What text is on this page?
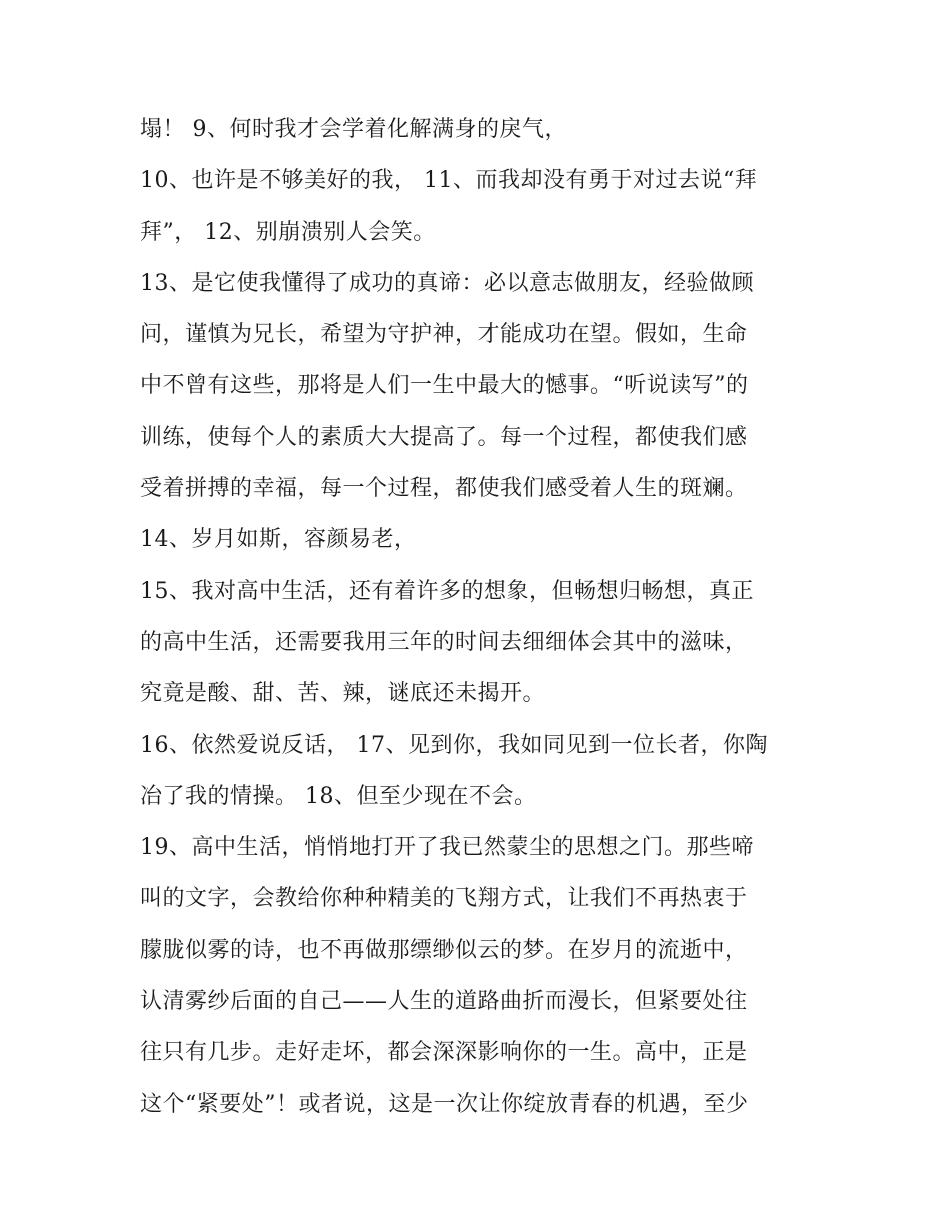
塌！ 9、何时我才会学着化解满身的戾气，
10、也许是不够美好的我， 11、而我却没有勇于对过去说“拜
拜”， 12、别崩溃别人会笑。
13、是它使我懂得了成功的真谛：必以意志做朋友，经验做顾
问，谨慎为兄长，希望为守护神，才能成功在望。假如，生命
中不曾有这些，那将是人们一生中最大的憾事。“听说读写”的
训练，使每个人的素质大大提高了。每一个过程，都使我们感
受着拼搏的幸福，每一个过程，都使我们感受着人生的斑斓。
14、岁月如斯，容颜易老，
15、我对高中生活，还有着许多的想象，但畅想归畅想，真正
的高中生活，还需要我用三年的时间去细细体会其中的滋味，
究竟是酸、甜、苦、辣，谜底还未揭开。
16、依然爱说反话， 17、见到你，我如同见到一位长者，你陶
冶了我的情操。 18、但至少现在不会。
19、高中生活，悄悄地打开了我已然蒙尘的思想之门。那些啼
叫的文字，会教给你种种精美的飞翔方式，让我们不再热衷于
朦胧似雾的诗，也不再做那缥缈似云的梦。在岁月的流逝中，
认清雾纱后面的自己——人生的道路曲折而漫长，但紧要处往
往只有几步。走好走坏，都会深深影响你的一生。高中，正是
这个“紧要处”！或者说，这是一次让你绽放青春的机遇，至少
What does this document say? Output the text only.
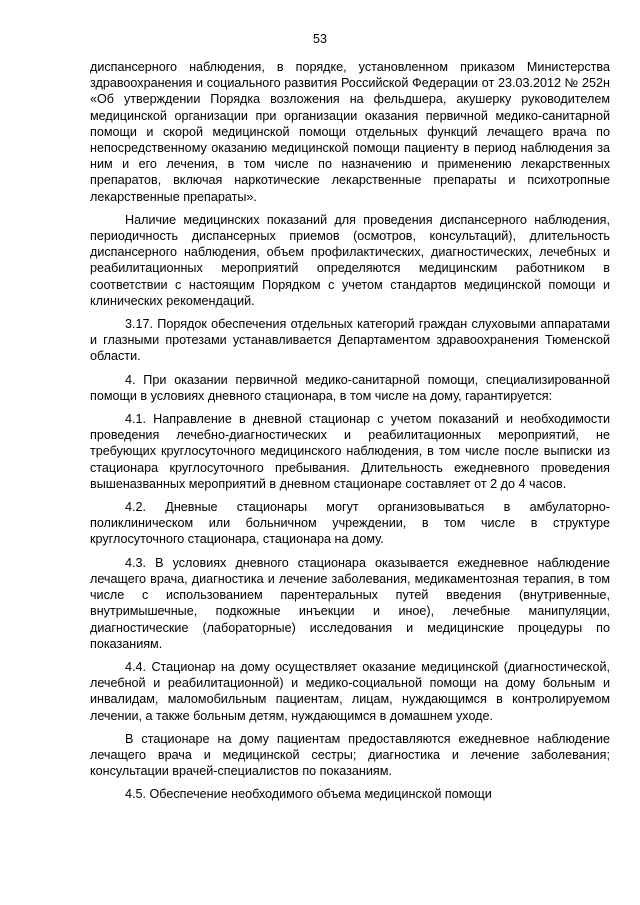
53

диспансерного наблюдения, в порядке, установленном приказом Министерства здравоохранения и социального развития Российской Федерации от 23.03.2012 № 252н «Об утверждении Порядка возложения на фельдшера, акушерку руководителем медицинской организации при организации оказания первичной медико-санитарной помощи и скорой медицинской помощи отдельных функций лечащего врача по непосредственному оказанию медицинской помощи пациенту в период наблюдения за ним и его лечения, в том числе по назначению и применению лекарственных препаратов, включая наркотические лекарственные препараты и психотропные лекарственные препараты».

Наличие медицинских показаний для проведения диспансерного наблюдения, периодичность диспансерных приемов (осмотров, консультаций), длительность диспансерного наблюдения, объем профилактических, диагностических, лечебных и реабилитационных мероприятий определяются медицинским работником в соответствии с настоящим Порядком с учетом стандартов медицинской помощи и клинических рекомендаций.

3.17. Порядок обеспечения отдельных категорий граждан слуховыми аппаратами и глазными протезами устанавливается Департаментом здравоохранения Тюменской области.

4. При оказании первичной медико-санитарной помощи, специализированной помощи в условиях дневного стационара, в том числе на дому, гарантируется:

4.1. Направление в дневной стационар с учетом показаний и необходимости проведения лечебно-диагностических и реабилитационных мероприятий, не требующих круглосуточного медицинского наблюдения, в том числе после выписки из стационара круглосуточного пребывания. Длительность ежедневного проведения вышеназванных мероприятий в дневном стационаре составляет от 2 до 4 часов.

4.2. Дневные стационары могут организовываться в амбулаторно-поликлиническом или больничном учреждении, в том числе в структуре круглосуточного стационара, стационара на дому.

4.3. В условиях дневного стационара оказывается ежедневное наблюдение лечащего врача, диагностика и лечение заболевания, медикаментозная терапия, в том числе с использованием парентеральных путей введения (внутривенные, внутримышечные, подкожные инъекции и иное), лечебные манипуляции, диагностические (лабораторные) исследования и медицинские процедуры по показаниям.

4.4. Стационар на дому осуществляет оказание медицинской (диагностической, лечебной и реабилитационной) и медико-социальной помощи на дому больным и инвалидам, маломобильным пациентам, лицам, нуждающимся в контролируемом лечении, а также больным детям, нуждающимся в домашнем уходе.

В стационаре на дому пациентам предоставляются ежедневное наблюдение лечащего врача и медицинской сестры; диагностика и лечение заболевания; консультации врачей-специалистов по показаниям.

4.5. Обеспечение необходимого объема медицинской помощи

Task brief: Copy each line above containing the string "наблюдения".

Task output:
диспансерного наблюдения, в порядке, установленном приказом Министерства здравоохранения и социального развития Российской Федерации от 23.03.2012 № 252н «Об утверждении Порядка возложения на фельдшера, акушерку руководителем медицинской организации при организации оказания первичной медико-санитарной помощи и скорой медицинской помощи отдельных функций лечащего врача по непосредственному оказанию медицинской помощи пациенту в период наблюдения за ним и его лечения, в том числе по назначению и применению лекарственных препаратов, включая наркотические лекарственные препараты и психотропные лекарственные препараты».
Наличие медицинских показаний для проведения диспансерного наблюдения, периодичность диспансерных приемов (осмотров, консультаций), длительность диспансерного наблюдения, объем профилактических, диагностических, лечебных и реабилитационных мероприятий определяются медицинским работником в соответствии с настоящим Порядком с учетом стандартов медицинской помощи и клинических рекомендаций.
4.1. Направление в дневной стационар с учетом показаний и необходимости проведения лечебно-диагностических и реабилитационных мероприятий, не требующих круглосуточного медицинского наблюдения, в том числе после выписки из стационара круглосуточного пребывания. Длительность ежедневного проведения вышеназванных мероприятий в дневном стационаре составляет от 2 до 4 часов.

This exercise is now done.